▶ _Exercise_
Of the lines in the data below, count the ones holding the string "RHESSI", and answer with that number only.
━━━━━━━━━━━━━━━━━━━━
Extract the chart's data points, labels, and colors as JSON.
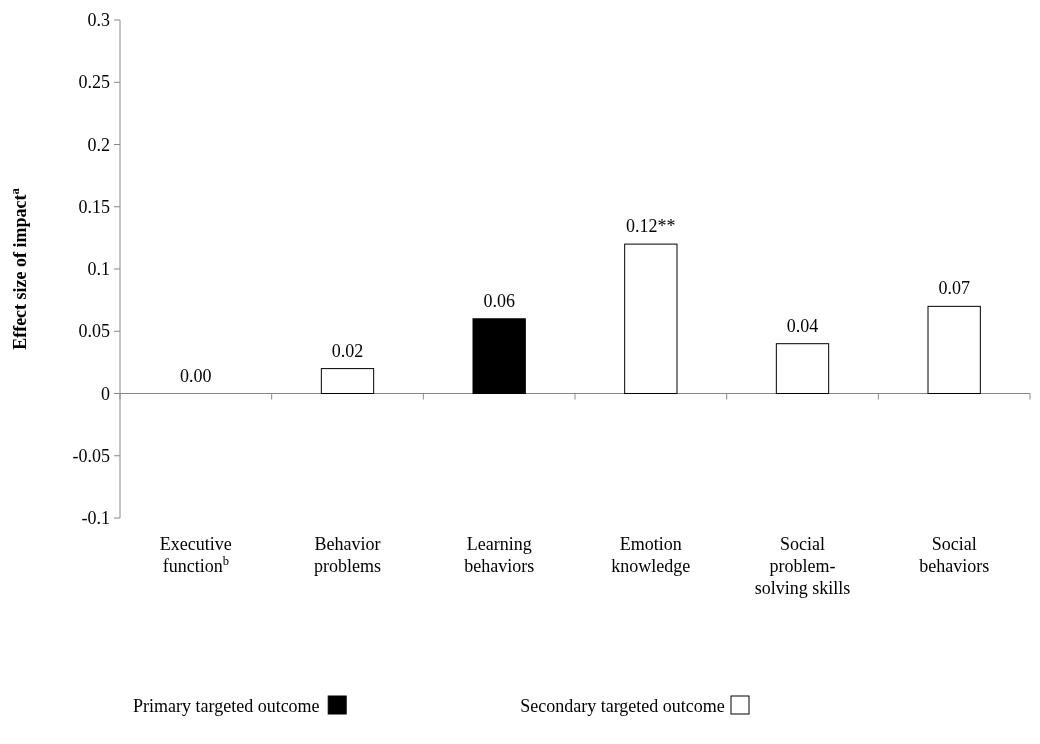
{
  "chart_data": {
    "type": "bar",
    "ylabel": "Effect size of impact$^{a}$",
    "categories": [
      "Executive function$^{b}$",
      "Behavior problems",
      "Learning behaviors",
      "Emotion knowledge",
      "Social problem-solving skills",
      "Social behaviors"
    ],
    "stacked": true,
    "series": [
      {
        "name": "Primary targeted outcome",
        "color": "#000000",
        "values": [
          null,
          null,
          0.06,
          null,
          null,
          null
        ],
        "value_labels": [
          null,
          null,
          "0.06",
          null,
          null,
          null
        ]
      },
      {
        "name": "Secondary targeted outcome",
        "color": "#ffffff",
        "values": [
          0,
          0.02,
          null,
          0.12,
          0.04,
          0.07
        ],
        "value_labels": [
          "0.00",
          "0.02",
          null,
          "0.12**",
          "0.04",
          "0.07"
        ]
      }
    ],
    "ylim": [
      -0.1,
      0.3
    ],
    "yticks": [
      -0.1,
      -0.05,
      0,
      0.05,
      0.1,
      0.15,
      0.2,
      0.25,
      0.3
    ],
    "legend": "bottom"
  }
}
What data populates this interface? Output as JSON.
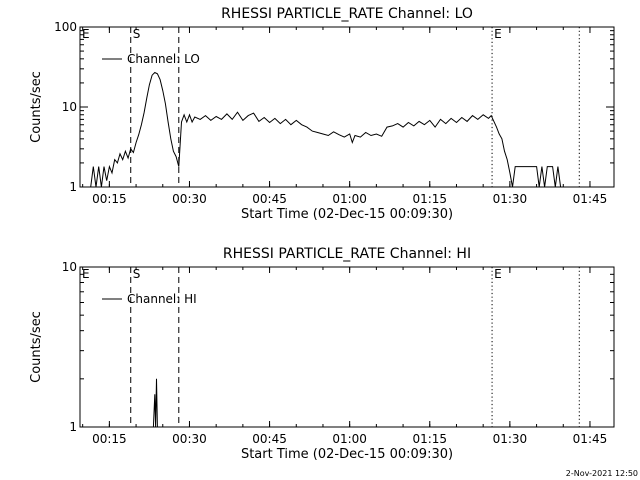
{
  "footer_timestamp": "2-Nov-2021 12:50",
  "chart_data": [
    {
      "type": "line",
      "title": "RHESSI PARTICLE_RATE Channel: LO",
      "xlabel": "Start Time (02-Dec-15 00:09:30)",
      "ylabel": "Counts/sec",
      "y_scale": "log",
      "ylim": [
        1,
        100
      ],
      "xlim": [
        "00:09:30",
        "01:49:30"
      ],
      "x_ticks": [
        "00:15",
        "00:30",
        "00:45",
        "01:00",
        "01:15",
        "01:30",
        "01:45"
      ],
      "y_ticks": [
        "1",
        "10",
        "100"
      ],
      "legend": {
        "label": "Channel: LO",
        "placement": "top-left"
      },
      "markers": [
        {
          "label": "E",
          "x": "00:09:30",
          "style": "none"
        },
        {
          "label": "S",
          "x": "00:19:00",
          "style": "dashed"
        },
        {
          "label": "",
          "x": "00:28:00",
          "style": "dashed"
        },
        {
          "label": "E",
          "x": "01:26:40",
          "style": "dotted"
        },
        {
          "label": "",
          "x": "01:43:00",
          "style": "dotted"
        }
      ],
      "series": [
        {
          "name": "Channel: LO",
          "points": [
            [
              "00:11:30",
              1
            ],
            [
              "00:12:00",
              1.8
            ],
            [
              "00:12:30",
              1
            ],
            [
              "00:13:00",
              1.8
            ],
            [
              "00:13:30",
              1
            ],
            [
              "00:14:00",
              1.8
            ],
            [
              "00:14:30",
              1.2
            ],
            [
              "00:15:00",
              1.8
            ],
            [
              "00:15:30",
              1.5
            ],
            [
              "00:16:00",
              2.2
            ],
            [
              "00:16:30",
              2
            ],
            [
              "00:17:00",
              2.6
            ],
            [
              "00:17:30",
              2.2
            ],
            [
              "00:18:00",
              2.8
            ],
            [
              "00:18:30",
              2.3
            ],
            [
              "00:19:00",
              3
            ],
            [
              "00:19:30",
              2.7
            ],
            [
              "00:20:00",
              3.6
            ],
            [
              "00:20:30",
              4.5
            ],
            [
              "00:21:00",
              6
            ],
            [
              "00:21:30",
              8.5
            ],
            [
              "00:22:00",
              13
            ],
            [
              "00:22:30",
              19
            ],
            [
              "00:23:00",
              25
            ],
            [
              "00:23:30",
              27
            ],
            [
              "00:24:00",
              26
            ],
            [
              "00:24:30",
              22
            ],
            [
              "00:25:00",
              16
            ],
            [
              "00:25:30",
              11
            ],
            [
              "00:26:00",
              6.5
            ],
            [
              "00:26:30",
              4
            ],
            [
              "00:27:00",
              2.8
            ],
            [
              "00:27:30",
              2.4
            ],
            [
              "00:28:00",
              1.8
            ],
            [
              "00:28:30",
              6.5
            ],
            [
              "00:29:00",
              8
            ],
            [
              "00:29:30",
              6.5
            ],
            [
              "00:30:00",
              8
            ],
            [
              "00:30:30",
              6.5
            ],
            [
              "00:31:00",
              7.5
            ],
            [
              "00:32:00",
              7
            ],
            [
              "00:33:00",
              7.8
            ],
            [
              "00:34:00",
              6.8
            ],
            [
              "00:35:00",
              7.6
            ],
            [
              "00:36:00",
              7
            ],
            [
              "00:37:00",
              8.2
            ],
            [
              "00:38:00",
              7
            ],
            [
              "00:39:00",
              8.6
            ],
            [
              "00:40:00",
              6.8
            ],
            [
              "00:41:00",
              7.8
            ],
            [
              "00:42:00",
              8.4
            ],
            [
              "00:43:00",
              6.6
            ],
            [
              "00:44:00",
              7.4
            ],
            [
              "00:45:00",
              6.4
            ],
            [
              "00:46:00",
              7.2
            ],
            [
              "00:47:00",
              6.2
            ],
            [
              "00:48:00",
              7
            ],
            [
              "00:49:00",
              6
            ],
            [
              "00:50:00",
              6.8
            ],
            [
              "00:51:00",
              6
            ],
            [
              "00:52:00",
              5.6
            ],
            [
              "00:53:00",
              5
            ],
            [
              "00:54:00",
              4.8
            ],
            [
              "00:55:00",
              4.6
            ],
            [
              "00:56:00",
              4.4
            ],
            [
              "00:57:00",
              4.9
            ],
            [
              "00:58:00",
              4.5
            ],
            [
              "00:59:00",
              4.2
            ],
            [
              "01:00:00",
              4.6
            ],
            [
              "01:00:30",
              3.6
            ],
            [
              "01:01:00",
              4.4
            ],
            [
              "01:02:00",
              4.2
            ],
            [
              "01:03:00",
              4.8
            ],
            [
              "01:04:00",
              4.4
            ],
            [
              "01:05:00",
              4.6
            ],
            [
              "01:06:00",
              4.3
            ],
            [
              "01:07:00",
              5.6
            ],
            [
              "01:08:00",
              5.8
            ],
            [
              "01:09:00",
              6.2
            ],
            [
              "01:10:00",
              5.6
            ],
            [
              "01:11:00",
              6.4
            ],
            [
              "01:12:00",
              5.8
            ],
            [
              "01:13:00",
              6.6
            ],
            [
              "01:14:00",
              6
            ],
            [
              "01:15:00",
              6.8
            ],
            [
              "01:16:00",
              5.6
            ],
            [
              "01:17:00",
              7
            ],
            [
              "01:18:00",
              6.2
            ],
            [
              "01:19:00",
              7.2
            ],
            [
              "01:20:00",
              6.4
            ],
            [
              "01:21:00",
              7.4
            ],
            [
              "01:22:00",
              6.6
            ],
            [
              "01:23:00",
              7.8
            ],
            [
              "01:24:00",
              7
            ],
            [
              "01:25:00",
              8
            ],
            [
              "01:26:00",
              7.2
            ],
            [
              "01:26:30",
              7.8
            ],
            [
              "01:27:00",
              6.6
            ],
            [
              "01:27:30",
              5.6
            ],
            [
              "01:28:00",
              4.6
            ],
            [
              "01:28:30",
              4
            ],
            [
              "01:29:00",
              2.8
            ],
            [
              "01:29:30",
              2.2
            ],
            [
              "01:30:00",
              1.5
            ],
            [
              "01:30:30",
              1
            ],
            [
              "01:31:00",
              1.8
            ],
            [
              "01:31:30",
              1.8
            ],
            [
              "01:35:00",
              1.8
            ],
            [
              "01:35:30",
              1
            ],
            [
              "01:36:00",
              1.8
            ],
            [
              "01:36:30",
              1
            ],
            [
              "01:37:00",
              1.8
            ],
            [
              "01:38:00",
              1.8
            ],
            [
              "01:38:30",
              1
            ],
            [
              "01:39:00",
              1.8
            ],
            [
              "01:39:30",
              1
            ]
          ]
        }
      ]
    },
    {
      "type": "line",
      "title": "RHESSI PARTICLE_RATE Channel: HI",
      "xlabel": "Start Time (02-Dec-15 00:09:30)",
      "ylabel": "Counts/sec",
      "y_scale": "log",
      "ylim": [
        1,
        10
      ],
      "xlim": [
        "00:09:30",
        "01:49:30"
      ],
      "x_ticks": [
        "00:15",
        "00:30",
        "00:45",
        "01:00",
        "01:15",
        "01:30",
        "01:45"
      ],
      "y_ticks": [
        "1",
        "10"
      ],
      "legend": {
        "label": "Channel: HI",
        "placement": "top-left"
      },
      "markers": [
        {
          "label": "E",
          "x": "00:09:30",
          "style": "none"
        },
        {
          "label": "S",
          "x": "00:19:00",
          "style": "dashed"
        },
        {
          "label": "",
          "x": "00:28:00",
          "style": "dashed"
        },
        {
          "label": "E",
          "x": "01:26:40",
          "style": "dotted"
        },
        {
          "label": "",
          "x": "01:43:00",
          "style": "dotted"
        }
      ],
      "series": [
        {
          "name": "Channel: HI",
          "points": [
            [
              "00:23:15",
              1
            ],
            [
              "00:23:30",
              1.6
            ],
            [
              "00:23:40",
              1
            ],
            [
              "00:23:50",
              2
            ],
            [
              "00:24:00",
              1
            ]
          ]
        }
      ]
    }
  ]
}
━━━━━━━━━━━━━━━━━━━━
▶ _Written solution_
2